-- start Input records --

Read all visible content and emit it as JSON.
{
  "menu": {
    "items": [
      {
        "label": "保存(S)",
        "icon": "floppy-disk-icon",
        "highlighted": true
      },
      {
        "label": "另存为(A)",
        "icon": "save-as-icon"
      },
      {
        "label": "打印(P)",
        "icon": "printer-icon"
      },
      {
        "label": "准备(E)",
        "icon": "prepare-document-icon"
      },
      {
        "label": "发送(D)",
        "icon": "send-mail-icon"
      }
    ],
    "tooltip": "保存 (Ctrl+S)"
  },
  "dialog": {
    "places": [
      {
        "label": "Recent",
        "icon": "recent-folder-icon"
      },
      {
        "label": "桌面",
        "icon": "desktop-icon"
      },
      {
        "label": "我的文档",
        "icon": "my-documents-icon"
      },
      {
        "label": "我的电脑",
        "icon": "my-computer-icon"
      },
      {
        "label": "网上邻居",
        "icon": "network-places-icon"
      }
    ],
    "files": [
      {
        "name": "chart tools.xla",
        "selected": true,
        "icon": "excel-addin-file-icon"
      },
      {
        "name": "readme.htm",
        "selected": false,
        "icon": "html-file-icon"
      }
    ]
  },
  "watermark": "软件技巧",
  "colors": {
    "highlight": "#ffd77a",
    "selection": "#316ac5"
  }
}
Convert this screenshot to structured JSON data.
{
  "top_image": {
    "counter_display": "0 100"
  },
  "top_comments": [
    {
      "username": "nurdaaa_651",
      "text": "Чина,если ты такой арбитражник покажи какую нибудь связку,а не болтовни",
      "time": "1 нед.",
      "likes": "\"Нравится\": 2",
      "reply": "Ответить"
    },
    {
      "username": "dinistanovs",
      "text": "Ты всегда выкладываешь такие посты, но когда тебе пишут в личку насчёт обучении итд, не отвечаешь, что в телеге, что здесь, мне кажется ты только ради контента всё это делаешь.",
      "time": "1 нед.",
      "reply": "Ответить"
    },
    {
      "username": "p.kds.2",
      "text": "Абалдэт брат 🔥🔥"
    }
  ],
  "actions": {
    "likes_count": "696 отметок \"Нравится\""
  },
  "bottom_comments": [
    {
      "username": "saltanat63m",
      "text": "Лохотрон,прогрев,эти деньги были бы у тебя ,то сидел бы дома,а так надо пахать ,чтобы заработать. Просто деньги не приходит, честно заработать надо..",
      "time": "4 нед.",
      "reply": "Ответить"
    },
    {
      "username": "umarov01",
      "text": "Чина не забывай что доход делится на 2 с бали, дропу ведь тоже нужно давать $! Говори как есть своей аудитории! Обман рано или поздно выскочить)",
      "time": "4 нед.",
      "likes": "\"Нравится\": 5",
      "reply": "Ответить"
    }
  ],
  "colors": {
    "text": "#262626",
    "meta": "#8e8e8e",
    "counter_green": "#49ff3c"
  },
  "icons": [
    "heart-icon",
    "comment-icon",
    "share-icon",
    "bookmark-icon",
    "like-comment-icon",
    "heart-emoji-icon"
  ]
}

-- end Input records --
-- start Input records --

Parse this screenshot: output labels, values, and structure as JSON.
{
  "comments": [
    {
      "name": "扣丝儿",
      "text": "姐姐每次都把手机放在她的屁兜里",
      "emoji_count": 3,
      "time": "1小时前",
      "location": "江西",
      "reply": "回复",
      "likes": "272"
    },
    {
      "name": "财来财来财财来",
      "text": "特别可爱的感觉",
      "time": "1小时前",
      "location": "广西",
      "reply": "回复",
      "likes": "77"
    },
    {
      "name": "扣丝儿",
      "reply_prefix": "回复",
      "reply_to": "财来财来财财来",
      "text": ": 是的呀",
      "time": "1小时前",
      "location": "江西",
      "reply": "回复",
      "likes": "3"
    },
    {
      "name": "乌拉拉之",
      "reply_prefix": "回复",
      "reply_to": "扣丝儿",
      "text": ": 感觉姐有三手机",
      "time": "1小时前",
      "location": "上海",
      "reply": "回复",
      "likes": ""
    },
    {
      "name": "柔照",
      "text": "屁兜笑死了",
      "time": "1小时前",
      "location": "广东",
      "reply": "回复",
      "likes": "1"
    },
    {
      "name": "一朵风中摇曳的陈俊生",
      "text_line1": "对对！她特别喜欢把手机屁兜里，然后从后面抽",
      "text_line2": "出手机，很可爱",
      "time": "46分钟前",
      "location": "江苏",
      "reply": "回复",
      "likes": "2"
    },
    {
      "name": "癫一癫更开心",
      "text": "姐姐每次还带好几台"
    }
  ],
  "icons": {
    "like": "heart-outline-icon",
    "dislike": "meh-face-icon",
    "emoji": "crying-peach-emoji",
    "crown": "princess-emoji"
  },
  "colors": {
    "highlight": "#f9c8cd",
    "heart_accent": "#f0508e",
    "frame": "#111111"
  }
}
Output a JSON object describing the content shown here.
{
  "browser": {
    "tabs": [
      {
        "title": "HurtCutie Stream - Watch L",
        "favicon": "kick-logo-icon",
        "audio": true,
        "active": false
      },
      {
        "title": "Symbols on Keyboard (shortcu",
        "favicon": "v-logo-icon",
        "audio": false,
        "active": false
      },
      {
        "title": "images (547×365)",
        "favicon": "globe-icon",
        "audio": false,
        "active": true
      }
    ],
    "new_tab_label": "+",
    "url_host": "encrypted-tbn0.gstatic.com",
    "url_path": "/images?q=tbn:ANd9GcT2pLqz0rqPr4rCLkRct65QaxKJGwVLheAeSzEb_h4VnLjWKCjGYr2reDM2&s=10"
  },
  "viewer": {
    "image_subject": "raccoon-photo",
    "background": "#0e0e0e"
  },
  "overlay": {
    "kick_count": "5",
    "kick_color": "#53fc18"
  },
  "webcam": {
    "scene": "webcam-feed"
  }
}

-- end Input records --

## Task requirements
Copy out the lines that hold "JSON".

## Correct result
Read all visible content and emit it as JSON.
Convert this screenshot to structured JSON data.
Parse this screenshot: output labels, values, and structure as JSON.
Output a JSON object describing the content shown here.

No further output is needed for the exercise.